[BEGIN]

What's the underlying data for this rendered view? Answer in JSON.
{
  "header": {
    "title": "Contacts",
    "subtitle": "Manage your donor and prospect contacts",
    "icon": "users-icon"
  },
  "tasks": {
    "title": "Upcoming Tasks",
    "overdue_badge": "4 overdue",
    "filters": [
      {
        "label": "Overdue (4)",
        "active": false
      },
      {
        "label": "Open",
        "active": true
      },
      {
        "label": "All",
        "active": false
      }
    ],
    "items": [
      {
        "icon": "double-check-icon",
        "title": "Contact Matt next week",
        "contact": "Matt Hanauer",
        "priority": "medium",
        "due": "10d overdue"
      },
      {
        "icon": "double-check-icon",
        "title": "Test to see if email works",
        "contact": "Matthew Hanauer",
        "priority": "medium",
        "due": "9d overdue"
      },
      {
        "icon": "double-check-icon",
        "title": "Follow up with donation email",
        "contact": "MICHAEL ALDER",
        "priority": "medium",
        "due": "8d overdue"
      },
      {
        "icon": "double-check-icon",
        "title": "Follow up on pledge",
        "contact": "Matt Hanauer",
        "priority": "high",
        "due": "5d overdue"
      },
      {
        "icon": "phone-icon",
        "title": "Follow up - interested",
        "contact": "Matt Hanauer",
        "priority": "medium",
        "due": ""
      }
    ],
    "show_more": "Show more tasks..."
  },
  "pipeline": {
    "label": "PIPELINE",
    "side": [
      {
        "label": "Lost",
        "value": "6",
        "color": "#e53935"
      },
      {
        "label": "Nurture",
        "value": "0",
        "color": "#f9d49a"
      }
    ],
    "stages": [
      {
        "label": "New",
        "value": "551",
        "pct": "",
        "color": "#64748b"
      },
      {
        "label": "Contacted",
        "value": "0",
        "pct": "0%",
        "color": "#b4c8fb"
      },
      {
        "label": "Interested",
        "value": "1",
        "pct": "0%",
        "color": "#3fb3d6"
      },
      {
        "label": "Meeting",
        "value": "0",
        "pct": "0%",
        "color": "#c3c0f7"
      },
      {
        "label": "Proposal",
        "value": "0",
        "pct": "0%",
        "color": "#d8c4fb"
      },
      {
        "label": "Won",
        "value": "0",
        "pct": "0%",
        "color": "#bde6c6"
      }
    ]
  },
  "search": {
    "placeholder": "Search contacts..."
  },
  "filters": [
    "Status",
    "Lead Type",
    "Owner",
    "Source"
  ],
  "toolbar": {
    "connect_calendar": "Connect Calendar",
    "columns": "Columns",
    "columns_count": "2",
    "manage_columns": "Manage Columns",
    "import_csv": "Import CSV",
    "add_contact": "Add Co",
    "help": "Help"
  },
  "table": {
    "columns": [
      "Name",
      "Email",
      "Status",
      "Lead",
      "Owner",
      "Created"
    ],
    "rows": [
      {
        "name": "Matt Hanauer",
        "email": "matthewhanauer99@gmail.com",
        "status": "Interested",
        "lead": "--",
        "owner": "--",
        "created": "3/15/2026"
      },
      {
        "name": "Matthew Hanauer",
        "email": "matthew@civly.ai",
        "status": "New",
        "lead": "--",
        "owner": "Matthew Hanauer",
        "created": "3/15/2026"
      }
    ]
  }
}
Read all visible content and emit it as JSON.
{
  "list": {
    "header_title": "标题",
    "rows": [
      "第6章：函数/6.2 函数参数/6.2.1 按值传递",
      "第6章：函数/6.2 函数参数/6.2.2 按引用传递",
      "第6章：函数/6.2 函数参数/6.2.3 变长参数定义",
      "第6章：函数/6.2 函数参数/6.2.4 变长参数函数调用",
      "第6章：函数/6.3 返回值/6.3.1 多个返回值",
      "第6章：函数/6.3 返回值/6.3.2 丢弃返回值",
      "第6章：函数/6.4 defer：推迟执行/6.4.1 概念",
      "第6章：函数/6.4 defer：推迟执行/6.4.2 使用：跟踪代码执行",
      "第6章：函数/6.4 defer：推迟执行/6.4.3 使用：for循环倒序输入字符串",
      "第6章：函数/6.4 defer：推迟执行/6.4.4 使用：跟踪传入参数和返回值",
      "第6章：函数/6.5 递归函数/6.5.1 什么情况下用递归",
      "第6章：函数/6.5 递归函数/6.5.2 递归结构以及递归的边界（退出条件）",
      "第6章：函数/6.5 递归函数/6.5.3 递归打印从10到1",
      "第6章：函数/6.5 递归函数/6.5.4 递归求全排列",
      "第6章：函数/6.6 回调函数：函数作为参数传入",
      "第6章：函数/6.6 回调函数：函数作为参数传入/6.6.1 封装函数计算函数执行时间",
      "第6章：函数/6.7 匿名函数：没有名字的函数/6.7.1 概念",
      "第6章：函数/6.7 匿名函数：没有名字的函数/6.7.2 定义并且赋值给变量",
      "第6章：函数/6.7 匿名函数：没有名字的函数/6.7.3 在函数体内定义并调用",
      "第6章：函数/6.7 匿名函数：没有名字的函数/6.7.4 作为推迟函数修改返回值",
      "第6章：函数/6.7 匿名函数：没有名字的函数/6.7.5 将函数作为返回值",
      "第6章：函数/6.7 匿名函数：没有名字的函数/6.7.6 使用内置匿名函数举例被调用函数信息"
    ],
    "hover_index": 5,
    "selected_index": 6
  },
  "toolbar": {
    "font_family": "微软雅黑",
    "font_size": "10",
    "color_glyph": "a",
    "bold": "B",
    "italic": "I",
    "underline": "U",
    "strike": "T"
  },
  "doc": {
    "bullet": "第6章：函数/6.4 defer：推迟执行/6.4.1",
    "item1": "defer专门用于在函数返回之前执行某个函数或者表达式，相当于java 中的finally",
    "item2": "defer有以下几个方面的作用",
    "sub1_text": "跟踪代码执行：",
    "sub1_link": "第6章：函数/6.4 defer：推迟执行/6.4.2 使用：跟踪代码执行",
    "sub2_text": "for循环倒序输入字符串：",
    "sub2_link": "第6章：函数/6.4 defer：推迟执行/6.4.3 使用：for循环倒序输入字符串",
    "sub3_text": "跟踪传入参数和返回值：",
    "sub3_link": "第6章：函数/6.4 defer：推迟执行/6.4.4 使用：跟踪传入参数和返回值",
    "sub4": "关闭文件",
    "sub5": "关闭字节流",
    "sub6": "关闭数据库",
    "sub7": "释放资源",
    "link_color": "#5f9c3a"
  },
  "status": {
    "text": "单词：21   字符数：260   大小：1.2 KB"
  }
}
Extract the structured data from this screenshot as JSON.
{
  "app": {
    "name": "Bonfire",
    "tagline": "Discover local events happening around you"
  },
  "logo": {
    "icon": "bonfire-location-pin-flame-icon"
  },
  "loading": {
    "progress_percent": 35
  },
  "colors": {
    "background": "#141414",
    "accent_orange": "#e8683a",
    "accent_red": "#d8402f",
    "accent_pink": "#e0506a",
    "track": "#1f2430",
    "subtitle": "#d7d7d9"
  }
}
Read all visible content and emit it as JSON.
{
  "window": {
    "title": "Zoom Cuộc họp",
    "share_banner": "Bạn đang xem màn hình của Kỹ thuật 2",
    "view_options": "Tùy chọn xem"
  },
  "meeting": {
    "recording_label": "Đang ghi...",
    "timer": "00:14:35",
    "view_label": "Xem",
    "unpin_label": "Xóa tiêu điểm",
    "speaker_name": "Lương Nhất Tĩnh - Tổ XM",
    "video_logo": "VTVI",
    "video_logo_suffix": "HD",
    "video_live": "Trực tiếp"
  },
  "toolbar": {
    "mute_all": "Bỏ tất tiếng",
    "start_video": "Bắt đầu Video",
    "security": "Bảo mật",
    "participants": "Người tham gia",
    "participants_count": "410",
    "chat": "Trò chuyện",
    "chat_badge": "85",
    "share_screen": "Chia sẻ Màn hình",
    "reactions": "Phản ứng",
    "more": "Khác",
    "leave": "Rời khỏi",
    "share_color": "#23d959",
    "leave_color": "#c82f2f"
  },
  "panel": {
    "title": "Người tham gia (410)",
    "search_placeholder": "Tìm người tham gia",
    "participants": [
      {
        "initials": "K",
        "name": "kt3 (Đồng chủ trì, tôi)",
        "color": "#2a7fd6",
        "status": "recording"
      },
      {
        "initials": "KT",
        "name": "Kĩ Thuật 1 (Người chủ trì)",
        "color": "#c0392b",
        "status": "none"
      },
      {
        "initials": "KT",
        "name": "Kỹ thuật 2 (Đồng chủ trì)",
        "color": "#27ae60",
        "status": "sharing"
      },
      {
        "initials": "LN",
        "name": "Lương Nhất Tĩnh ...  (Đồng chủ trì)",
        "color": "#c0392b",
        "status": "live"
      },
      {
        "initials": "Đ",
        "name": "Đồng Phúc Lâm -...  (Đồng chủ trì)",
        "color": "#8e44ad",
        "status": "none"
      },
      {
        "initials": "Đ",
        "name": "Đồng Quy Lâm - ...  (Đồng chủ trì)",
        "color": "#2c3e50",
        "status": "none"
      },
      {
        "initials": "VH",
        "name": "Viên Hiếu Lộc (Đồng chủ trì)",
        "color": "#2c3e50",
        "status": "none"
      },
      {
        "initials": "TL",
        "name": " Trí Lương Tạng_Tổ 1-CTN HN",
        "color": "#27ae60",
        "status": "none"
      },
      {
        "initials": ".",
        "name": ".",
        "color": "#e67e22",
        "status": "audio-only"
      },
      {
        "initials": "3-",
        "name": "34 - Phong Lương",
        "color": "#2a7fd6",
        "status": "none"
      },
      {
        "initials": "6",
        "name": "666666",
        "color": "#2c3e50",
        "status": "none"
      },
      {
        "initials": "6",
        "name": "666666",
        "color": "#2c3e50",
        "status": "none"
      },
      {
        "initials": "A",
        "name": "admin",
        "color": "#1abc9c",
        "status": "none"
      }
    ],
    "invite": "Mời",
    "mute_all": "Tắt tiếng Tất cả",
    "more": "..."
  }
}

[END]

WHAT YOU WILL DO:
Read the entries and pick out all lines that include the word "hình".

RESPONSE TO THE TASK:
    "share_banner": "Bạn đang xem màn hình của Kỹ thuật 2",
    "share_screen": "Chia sẻ Màn hình",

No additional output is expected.